## Exercise
Scan the material for the word "chéo", and copy each line where it shows up.

======== Dataset rows

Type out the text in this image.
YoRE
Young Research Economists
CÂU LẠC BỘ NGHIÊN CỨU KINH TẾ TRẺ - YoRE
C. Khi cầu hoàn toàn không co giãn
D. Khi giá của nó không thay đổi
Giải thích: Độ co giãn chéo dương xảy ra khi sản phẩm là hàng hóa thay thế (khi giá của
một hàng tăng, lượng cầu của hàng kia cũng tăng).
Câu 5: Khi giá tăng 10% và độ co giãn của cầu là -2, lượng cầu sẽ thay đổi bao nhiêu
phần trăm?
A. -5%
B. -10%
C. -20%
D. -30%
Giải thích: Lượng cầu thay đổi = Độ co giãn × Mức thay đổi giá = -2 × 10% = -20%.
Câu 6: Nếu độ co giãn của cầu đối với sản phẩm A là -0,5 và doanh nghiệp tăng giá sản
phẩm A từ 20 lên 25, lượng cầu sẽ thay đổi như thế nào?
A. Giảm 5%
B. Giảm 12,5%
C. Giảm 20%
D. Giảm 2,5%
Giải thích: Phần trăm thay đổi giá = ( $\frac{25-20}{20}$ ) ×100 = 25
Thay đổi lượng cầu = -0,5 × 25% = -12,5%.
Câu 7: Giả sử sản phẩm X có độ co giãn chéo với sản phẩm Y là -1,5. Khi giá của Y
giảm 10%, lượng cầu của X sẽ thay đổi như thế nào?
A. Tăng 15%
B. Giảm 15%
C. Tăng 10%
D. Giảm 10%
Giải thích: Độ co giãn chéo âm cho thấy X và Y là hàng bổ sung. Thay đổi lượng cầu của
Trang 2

================

## Correct answer
Giải thích: Độ co giãn chéo dương xảy ra khi sản phẩm là hàng hóa thay thế (khi giá của
Câu 7: Giả sử sản phẩm X có độ co giãn chéo với sản phẩm Y là -1,5. Khi giá của Y
Giải thích: Độ co giãn chéo âm cho thấy X và Y là hàng bổ sung. Thay đổi lượng cầu của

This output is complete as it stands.